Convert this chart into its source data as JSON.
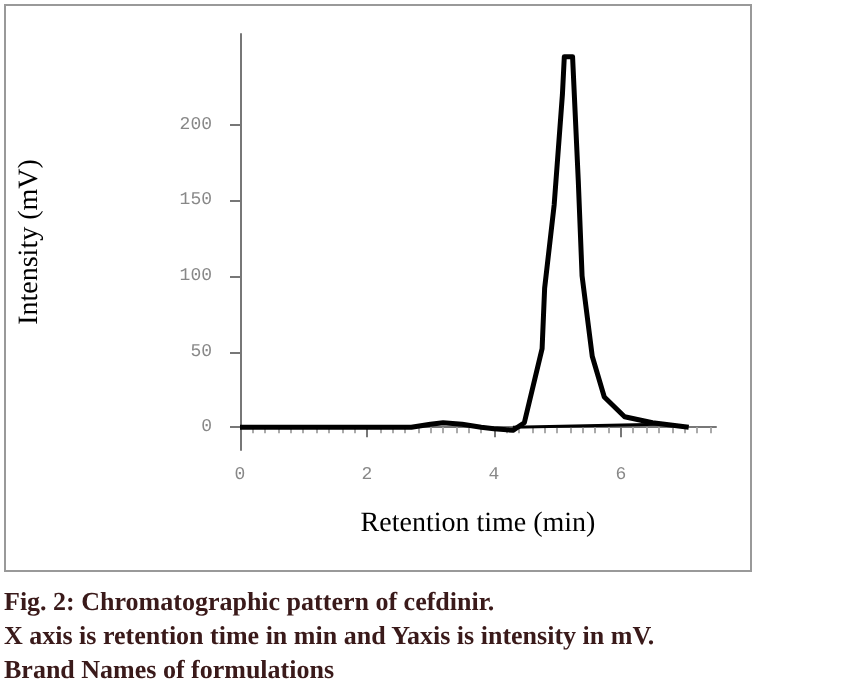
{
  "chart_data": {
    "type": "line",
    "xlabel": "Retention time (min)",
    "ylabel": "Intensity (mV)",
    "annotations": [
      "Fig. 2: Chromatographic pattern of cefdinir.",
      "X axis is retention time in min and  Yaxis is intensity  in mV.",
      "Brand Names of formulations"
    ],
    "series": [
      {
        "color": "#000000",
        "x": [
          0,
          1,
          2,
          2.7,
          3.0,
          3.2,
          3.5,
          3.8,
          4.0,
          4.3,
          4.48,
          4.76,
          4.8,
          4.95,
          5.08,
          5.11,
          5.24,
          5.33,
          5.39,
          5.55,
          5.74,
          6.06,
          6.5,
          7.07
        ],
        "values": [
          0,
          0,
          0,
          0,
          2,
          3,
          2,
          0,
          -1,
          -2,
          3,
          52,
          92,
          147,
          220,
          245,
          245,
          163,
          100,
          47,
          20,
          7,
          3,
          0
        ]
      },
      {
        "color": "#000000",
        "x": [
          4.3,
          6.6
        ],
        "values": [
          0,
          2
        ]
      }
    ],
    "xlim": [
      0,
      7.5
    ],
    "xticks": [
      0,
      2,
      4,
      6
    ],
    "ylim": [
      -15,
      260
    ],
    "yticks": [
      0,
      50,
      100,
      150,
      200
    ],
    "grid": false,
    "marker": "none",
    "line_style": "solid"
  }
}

⁂

_Exercise task_
Extract all lines from the material above that include the word "time".

_Task solution_
    "xlabel": "Retention time (min)",
      "X axis is retention time in min and  Yaxis is intensity  in mV.",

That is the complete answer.